To do ::
Skip every image and restate the data word for word.

Extracted data ::
begin

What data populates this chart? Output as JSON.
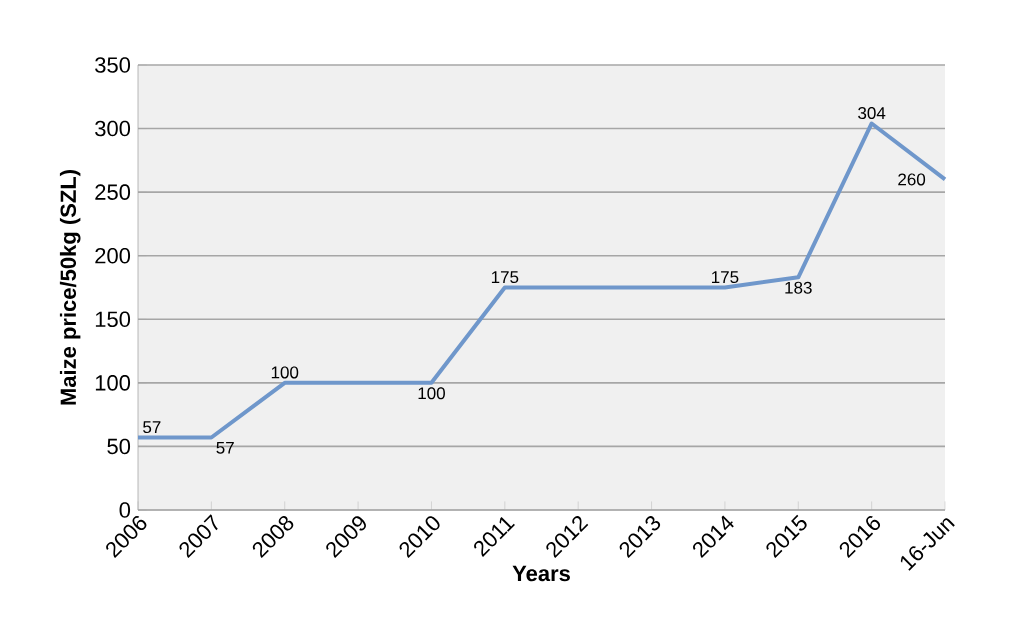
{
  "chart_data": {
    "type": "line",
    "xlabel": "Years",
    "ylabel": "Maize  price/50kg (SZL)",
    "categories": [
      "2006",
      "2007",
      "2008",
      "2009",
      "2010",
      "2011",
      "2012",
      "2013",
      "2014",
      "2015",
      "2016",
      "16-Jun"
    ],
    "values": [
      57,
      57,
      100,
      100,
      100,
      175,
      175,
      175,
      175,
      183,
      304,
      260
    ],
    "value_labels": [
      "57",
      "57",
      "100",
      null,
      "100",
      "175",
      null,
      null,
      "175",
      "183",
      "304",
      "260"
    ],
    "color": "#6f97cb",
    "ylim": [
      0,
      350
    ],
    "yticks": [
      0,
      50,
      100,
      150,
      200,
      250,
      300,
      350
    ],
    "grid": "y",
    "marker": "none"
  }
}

end

The answer ::
What data populates this chart? Output as JSON.
{
  "chart_data": {
    "type": "line",
    "xlabel": "Years",
    "ylabel": "Maize  price/50kg (SZL)",
    "categories": [
      "2006",
      "2007",
      "2008",
      "2009",
      "2010",
      "2011",
      "2012",
      "2013",
      "2014",
      "2015",
      "2016",
      "16-Jun"
    ],
    "values": [
      57,
      57,
      100,
      100,
      100,
      175,
      175,
      175,
      175,
      183,
      304,
      260
    ],
    "value_labels": [
      "57",
      "57",
      "100",
      null,
      "100",
      "175",
      null,
      null,
      "175",
      "183",
      "304",
      "260"
    ],
    "color": "#6f97cb",
    "ylim": [
      0,
      350
    ],
    "yticks": [
      0,
      50,
      100,
      150,
      200,
      250,
      300,
      350
    ],
    "grid": "y",
    "marker": "none"
  }
}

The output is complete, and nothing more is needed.